Provided entries.
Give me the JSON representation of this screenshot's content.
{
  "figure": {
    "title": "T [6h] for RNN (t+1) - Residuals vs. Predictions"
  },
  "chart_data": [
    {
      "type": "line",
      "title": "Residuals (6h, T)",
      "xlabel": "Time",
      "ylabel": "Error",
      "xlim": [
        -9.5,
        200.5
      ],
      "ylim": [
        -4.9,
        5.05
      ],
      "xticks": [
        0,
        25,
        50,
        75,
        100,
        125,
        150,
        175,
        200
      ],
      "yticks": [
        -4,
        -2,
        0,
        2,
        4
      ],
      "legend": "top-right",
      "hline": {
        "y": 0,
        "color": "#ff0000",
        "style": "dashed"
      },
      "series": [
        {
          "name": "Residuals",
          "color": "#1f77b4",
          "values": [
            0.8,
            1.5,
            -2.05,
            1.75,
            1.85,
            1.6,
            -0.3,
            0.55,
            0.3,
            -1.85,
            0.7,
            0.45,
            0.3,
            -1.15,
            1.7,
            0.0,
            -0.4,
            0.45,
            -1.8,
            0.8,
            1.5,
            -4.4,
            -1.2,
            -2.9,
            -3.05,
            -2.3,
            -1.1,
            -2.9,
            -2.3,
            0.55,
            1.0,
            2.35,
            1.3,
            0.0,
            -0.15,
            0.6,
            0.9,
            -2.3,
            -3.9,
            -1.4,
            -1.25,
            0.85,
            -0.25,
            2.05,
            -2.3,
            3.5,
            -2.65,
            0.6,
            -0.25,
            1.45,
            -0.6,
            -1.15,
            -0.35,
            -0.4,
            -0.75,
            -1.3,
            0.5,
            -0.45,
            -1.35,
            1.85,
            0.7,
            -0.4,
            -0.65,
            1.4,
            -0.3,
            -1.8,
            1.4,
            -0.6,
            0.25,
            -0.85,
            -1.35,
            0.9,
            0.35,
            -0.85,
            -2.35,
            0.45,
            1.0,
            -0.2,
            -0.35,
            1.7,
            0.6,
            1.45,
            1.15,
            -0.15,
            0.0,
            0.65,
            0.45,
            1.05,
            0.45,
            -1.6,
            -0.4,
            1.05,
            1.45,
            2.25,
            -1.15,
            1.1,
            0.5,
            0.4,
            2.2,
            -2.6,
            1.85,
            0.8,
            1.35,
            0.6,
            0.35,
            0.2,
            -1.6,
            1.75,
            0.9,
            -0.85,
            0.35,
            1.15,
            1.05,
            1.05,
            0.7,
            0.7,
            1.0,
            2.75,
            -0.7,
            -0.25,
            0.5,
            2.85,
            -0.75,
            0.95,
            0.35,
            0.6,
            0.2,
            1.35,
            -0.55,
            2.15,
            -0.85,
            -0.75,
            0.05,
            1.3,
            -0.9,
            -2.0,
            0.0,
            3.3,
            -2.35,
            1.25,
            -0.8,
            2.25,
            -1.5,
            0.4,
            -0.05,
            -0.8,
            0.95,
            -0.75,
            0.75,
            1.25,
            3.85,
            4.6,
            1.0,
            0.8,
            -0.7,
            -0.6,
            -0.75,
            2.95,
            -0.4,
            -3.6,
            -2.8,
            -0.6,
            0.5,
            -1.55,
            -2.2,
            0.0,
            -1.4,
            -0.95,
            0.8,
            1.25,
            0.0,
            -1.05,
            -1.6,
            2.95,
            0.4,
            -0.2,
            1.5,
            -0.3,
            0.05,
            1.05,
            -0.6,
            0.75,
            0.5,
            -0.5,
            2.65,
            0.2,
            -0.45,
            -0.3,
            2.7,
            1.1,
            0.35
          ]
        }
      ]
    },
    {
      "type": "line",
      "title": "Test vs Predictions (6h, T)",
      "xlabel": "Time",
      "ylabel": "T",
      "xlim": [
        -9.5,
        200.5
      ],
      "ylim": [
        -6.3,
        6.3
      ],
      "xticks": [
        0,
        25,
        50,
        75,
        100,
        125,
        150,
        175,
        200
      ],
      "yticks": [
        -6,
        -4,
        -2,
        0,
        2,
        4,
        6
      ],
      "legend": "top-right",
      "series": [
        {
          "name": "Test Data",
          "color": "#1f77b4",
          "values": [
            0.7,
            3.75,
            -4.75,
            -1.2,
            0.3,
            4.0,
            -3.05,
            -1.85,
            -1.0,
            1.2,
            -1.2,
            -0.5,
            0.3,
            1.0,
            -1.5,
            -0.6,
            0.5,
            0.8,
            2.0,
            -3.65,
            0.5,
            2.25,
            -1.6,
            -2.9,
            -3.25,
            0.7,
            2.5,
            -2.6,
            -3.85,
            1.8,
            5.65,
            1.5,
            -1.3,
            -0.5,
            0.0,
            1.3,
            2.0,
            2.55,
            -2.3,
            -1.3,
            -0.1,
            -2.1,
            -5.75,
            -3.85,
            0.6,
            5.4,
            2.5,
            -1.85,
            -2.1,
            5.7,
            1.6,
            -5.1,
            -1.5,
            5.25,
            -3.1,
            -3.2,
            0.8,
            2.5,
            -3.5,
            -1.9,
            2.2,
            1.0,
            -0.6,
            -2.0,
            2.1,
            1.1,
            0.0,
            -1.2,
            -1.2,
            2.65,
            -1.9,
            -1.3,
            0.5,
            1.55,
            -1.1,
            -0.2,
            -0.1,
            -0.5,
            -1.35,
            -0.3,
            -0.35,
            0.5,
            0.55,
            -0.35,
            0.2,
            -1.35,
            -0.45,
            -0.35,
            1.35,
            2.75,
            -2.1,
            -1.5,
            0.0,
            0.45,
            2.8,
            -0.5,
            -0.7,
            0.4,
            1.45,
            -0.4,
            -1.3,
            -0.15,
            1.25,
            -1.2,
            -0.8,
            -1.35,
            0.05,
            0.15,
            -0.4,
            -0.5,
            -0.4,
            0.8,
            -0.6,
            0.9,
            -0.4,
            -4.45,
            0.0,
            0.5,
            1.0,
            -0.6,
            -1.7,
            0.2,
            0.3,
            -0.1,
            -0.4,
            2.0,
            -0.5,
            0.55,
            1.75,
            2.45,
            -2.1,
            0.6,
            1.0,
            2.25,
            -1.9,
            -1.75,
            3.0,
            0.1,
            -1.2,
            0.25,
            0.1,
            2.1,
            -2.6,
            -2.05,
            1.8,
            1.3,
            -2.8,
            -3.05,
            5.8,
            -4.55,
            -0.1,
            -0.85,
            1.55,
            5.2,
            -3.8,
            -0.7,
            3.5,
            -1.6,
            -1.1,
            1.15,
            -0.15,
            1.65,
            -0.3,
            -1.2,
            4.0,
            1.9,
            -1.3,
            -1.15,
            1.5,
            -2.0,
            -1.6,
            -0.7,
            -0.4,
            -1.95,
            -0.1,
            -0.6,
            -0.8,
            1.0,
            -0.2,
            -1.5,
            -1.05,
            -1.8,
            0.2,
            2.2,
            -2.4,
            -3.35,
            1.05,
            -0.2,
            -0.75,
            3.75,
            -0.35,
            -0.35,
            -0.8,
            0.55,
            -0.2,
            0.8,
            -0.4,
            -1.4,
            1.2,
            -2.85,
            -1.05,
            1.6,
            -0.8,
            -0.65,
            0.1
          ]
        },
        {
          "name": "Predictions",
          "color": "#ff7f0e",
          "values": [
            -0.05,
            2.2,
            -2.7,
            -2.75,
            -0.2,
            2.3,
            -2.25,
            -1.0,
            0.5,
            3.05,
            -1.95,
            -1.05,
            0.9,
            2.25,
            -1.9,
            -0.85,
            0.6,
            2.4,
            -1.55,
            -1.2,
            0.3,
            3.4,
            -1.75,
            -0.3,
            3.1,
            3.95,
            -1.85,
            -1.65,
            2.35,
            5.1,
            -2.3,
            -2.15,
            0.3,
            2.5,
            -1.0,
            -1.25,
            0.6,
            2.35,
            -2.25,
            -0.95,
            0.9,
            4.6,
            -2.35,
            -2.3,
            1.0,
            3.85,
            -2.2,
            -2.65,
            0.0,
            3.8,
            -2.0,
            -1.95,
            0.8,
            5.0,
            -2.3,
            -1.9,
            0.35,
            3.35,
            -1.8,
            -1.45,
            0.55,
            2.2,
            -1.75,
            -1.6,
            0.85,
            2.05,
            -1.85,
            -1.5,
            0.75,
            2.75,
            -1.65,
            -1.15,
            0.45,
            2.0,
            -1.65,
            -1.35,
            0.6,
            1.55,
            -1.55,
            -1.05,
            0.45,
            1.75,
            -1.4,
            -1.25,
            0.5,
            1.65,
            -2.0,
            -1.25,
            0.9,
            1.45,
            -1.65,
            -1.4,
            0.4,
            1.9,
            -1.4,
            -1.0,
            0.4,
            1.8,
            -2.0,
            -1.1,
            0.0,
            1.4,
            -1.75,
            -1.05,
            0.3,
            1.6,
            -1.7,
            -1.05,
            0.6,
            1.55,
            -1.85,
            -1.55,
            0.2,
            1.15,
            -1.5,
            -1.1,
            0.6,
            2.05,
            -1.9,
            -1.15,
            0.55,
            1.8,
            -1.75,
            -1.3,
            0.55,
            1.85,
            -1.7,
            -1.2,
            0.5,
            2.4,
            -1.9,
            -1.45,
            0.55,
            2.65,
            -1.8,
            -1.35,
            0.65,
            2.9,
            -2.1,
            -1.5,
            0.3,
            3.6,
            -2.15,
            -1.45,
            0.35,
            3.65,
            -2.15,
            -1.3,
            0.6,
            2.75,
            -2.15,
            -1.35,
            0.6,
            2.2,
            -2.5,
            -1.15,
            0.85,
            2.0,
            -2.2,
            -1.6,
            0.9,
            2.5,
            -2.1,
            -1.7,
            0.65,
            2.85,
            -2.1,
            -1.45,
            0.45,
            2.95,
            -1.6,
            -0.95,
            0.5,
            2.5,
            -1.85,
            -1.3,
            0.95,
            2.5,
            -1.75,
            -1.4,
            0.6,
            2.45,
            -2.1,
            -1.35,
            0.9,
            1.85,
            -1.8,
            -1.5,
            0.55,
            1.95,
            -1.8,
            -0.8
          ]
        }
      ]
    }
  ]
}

Your goal.
In the entries above, find every line holding the word "title" and copy it out.

Task output.
    "title": "T [6h] for RNN (t+1) - Residuals vs. Predictions"
      "title": "Residuals (6h, T)",
      "title": "Test vs Predictions (6h, T)",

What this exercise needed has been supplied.